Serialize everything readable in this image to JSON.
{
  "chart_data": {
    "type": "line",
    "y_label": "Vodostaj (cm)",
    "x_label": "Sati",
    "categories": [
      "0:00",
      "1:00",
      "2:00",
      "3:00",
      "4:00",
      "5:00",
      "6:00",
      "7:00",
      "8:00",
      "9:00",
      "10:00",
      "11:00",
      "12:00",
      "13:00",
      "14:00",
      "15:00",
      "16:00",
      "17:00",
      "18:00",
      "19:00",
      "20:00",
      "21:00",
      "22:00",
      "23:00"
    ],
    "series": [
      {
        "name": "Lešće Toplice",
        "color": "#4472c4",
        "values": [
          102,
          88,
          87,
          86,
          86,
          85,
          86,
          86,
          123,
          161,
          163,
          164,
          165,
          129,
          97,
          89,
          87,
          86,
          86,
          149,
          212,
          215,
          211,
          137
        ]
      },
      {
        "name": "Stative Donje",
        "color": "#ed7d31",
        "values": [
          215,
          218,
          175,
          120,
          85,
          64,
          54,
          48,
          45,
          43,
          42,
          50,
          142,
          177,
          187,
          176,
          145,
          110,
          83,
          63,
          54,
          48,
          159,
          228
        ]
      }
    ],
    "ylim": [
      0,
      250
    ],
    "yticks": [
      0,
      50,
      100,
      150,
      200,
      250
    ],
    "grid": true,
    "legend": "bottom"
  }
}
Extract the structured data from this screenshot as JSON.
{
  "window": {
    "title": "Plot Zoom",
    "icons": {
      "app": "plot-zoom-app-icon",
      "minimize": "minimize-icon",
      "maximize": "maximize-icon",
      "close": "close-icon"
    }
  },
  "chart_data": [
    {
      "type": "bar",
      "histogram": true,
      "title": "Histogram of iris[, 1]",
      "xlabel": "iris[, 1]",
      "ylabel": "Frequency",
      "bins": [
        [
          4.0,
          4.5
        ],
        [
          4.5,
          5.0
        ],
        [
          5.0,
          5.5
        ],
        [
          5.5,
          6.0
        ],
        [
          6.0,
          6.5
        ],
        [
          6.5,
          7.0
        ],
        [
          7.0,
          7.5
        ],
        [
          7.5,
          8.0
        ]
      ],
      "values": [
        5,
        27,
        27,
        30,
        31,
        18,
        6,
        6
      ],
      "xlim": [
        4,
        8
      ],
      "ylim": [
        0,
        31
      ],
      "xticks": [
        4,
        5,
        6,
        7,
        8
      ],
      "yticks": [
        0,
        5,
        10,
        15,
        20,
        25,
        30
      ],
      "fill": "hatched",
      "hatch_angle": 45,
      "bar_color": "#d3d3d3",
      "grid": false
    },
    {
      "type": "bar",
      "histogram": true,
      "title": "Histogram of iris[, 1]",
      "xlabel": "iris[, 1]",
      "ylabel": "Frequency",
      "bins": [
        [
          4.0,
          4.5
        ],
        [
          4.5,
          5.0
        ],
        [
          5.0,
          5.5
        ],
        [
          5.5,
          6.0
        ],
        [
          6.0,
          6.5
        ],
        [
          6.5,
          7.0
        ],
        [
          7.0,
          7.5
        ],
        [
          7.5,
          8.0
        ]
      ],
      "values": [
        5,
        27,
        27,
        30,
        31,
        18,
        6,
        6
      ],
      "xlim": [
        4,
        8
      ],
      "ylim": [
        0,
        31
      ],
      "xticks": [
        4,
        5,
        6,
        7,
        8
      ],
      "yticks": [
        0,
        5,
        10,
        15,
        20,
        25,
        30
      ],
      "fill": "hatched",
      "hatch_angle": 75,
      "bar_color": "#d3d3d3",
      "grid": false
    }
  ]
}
● ● ● ● ● ● ●
■ Exercise task
From the entries above, copy each line holding "name".

■ Output below
        "name": "Lešće Toplice",
        "name": "Stative Donje",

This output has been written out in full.